For each line in the data below that holds "JSON", return a copy.

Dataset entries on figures

● ● ● ● ●

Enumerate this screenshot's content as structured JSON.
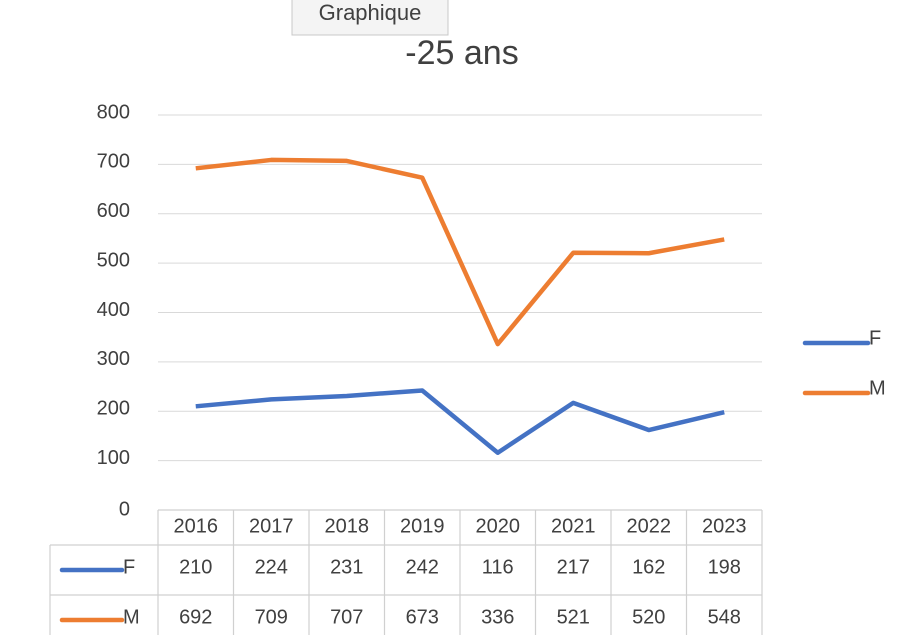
{
  "tooltip": "Graphique",
  "chart_data": {
    "type": "line",
    "title": "-25 ans",
    "categories": [
      "2016",
      "2017",
      "2018",
      "2019",
      "2020",
      "2021",
      "2022",
      "2023"
    ],
    "series": [
      {
        "name": "F",
        "color": "#4472c4",
        "values": [
          210,
          224,
          231,
          242,
          116,
          217,
          162,
          198
        ]
      },
      {
        "name": "M",
        "color": "#ed7d31",
        "values": [
          692,
          709,
          707,
          673,
          336,
          521,
          520,
          548
        ]
      }
    ],
    "ylim": [
      0,
      800
    ],
    "yticks": [
      0,
      100,
      200,
      300,
      400,
      500,
      600,
      700,
      800
    ],
    "grid": true,
    "legend": "right",
    "data_table": true
  }
}
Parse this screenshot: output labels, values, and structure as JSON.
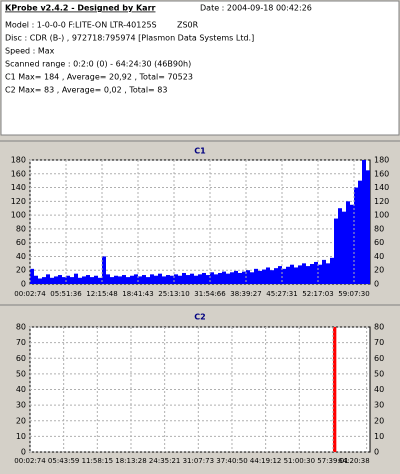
{
  "header": {
    "title": "KProbe v2.4.2 - Designed by Karr",
    "date": "Date : 2004-09-18 00:42:26",
    "lines": [
      "Model : 1-0-0-0 F:LITE-ON LTR-40125S",
      "Disc : CDR (B-) , 972718:795974 [Plasmon Data Systems Ltd.]",
      "Speed : Max",
      "Scanned range : 0:2:0 (0) - 64:24:30 (46B90h)",
      "C1 Max= 184 , Average= 20,92 , Total= 70523",
      "C2 Max= 83 , Average= 0,02 , Total= 83"
    ],
    "firmware": "ZS0R"
  },
  "chart_data": [
    {
      "type": "bar",
      "title": "C1",
      "color": "#0000ff",
      "grid": true,
      "ylim": [
        0,
        180
      ],
      "yticks": [
        0,
        20,
        40,
        60,
        80,
        100,
        120,
        140,
        160,
        180
      ],
      "categories": [
        "00:02:74",
        null,
        null,
        null,
        null,
        null,
        null,
        null,
        null,
        "05:51:36",
        null,
        null,
        null,
        null,
        null,
        null,
        null,
        null,
        "12:15:48",
        null,
        null,
        null,
        null,
        null,
        null,
        null,
        null,
        "18:41:43",
        null,
        null,
        null,
        null,
        null,
        null,
        null,
        null,
        "25:13:10",
        null,
        null,
        null,
        null,
        null,
        null,
        null,
        null,
        "31:54:66",
        null,
        null,
        null,
        null,
        null,
        null,
        null,
        null,
        "38:39:27",
        null,
        null,
        null,
        null,
        null,
        null,
        null,
        null,
        "45:27:31",
        null,
        null,
        null,
        null,
        null,
        null,
        null,
        null,
        "52:17:03",
        null,
        null,
        null,
        null,
        null,
        null,
        null,
        null,
        "59:07:30",
        null,
        null,
        null
      ],
      "values": [
        22,
        12,
        8,
        10,
        14,
        9,
        11,
        13,
        10,
        12,
        10,
        15,
        9,
        11,
        13,
        10,
        12,
        9,
        40,
        14,
        10,
        12,
        11,
        13,
        10,
        12,
        14,
        11,
        13,
        10,
        14,
        12,
        15,
        11,
        13,
        12,
        14,
        12,
        16,
        13,
        15,
        12,
        14,
        16,
        13,
        17,
        14,
        16,
        18,
        15,
        17,
        19,
        16,
        18,
        20,
        17,
        22,
        19,
        21,
        24,
        20,
        23,
        26,
        22,
        25,
        28,
        24,
        27,
        30,
        26,
        29,
        32,
        28,
        35,
        30,
        38,
        95,
        110,
        105,
        120,
        115,
        140,
        150,
        184,
        165
      ]
    },
    {
      "type": "bar",
      "title": "C2",
      "color": "#ff0000",
      "grid": true,
      "ylim": [
        0,
        80
      ],
      "yticks": [
        0,
        10,
        20,
        30,
        40,
        50,
        60,
        70,
        80
      ],
      "categories": [
        "00:02:74",
        null,
        null,
        null,
        null,
        null,
        null,
        null,
        null,
        null,
        "05:43:59",
        null,
        null,
        null,
        null,
        null,
        null,
        null,
        null,
        null,
        "11:58:15",
        null,
        null,
        null,
        null,
        null,
        null,
        null,
        null,
        null,
        "18:13:28",
        null,
        null,
        null,
        null,
        null,
        null,
        null,
        null,
        null,
        "24:35:21",
        null,
        null,
        null,
        null,
        null,
        null,
        null,
        null,
        null,
        "31:07:73",
        null,
        null,
        null,
        null,
        null,
        null,
        null,
        null,
        null,
        "37:40:50",
        null,
        null,
        null,
        null,
        null,
        null,
        null,
        null,
        null,
        "44:19:12",
        null,
        null,
        null,
        null,
        null,
        null,
        null,
        null,
        null,
        "51:00:30",
        null,
        null,
        null,
        null,
        null,
        null,
        null,
        null,
        null,
        "57:39:01",
        null,
        null,
        null,
        null,
        null,
        null,
        null,
        null,
        null,
        "64:20:38"
      ],
      "values": [
        0,
        0,
        0,
        0,
        0,
        0,
        0,
        0,
        0,
        0,
        0,
        0,
        0,
        0,
        0,
        0,
        0,
        0,
        0,
        0,
        0,
        0,
        0,
        0,
        0,
        0,
        0,
        0,
        0,
        0,
        0,
        0,
        0,
        0,
        0,
        0,
        0,
        0,
        0,
        0,
        0,
        0,
        0,
        0,
        0,
        0,
        0,
        0,
        0,
        0,
        0,
        0,
        0,
        0,
        0,
        0,
        0,
        0,
        0,
        0,
        0,
        0,
        0,
        0,
        0,
        0,
        0,
        0,
        0,
        0,
        0,
        0,
        0,
        0,
        0,
        0,
        0,
        0,
        0,
        0,
        0,
        0,
        0,
        0,
        0,
        0,
        0,
        0,
        0,
        0,
        83,
        0,
        0,
        0,
        0,
        0,
        0,
        0,
        0,
        0,
        0
      ]
    }
  ]
}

● ● ● ● ●

**Reply to the exercise:**
Enumerate this screenshot's content as structured JSON.
Parse this screenshot: output labels, values, and structure as JSON.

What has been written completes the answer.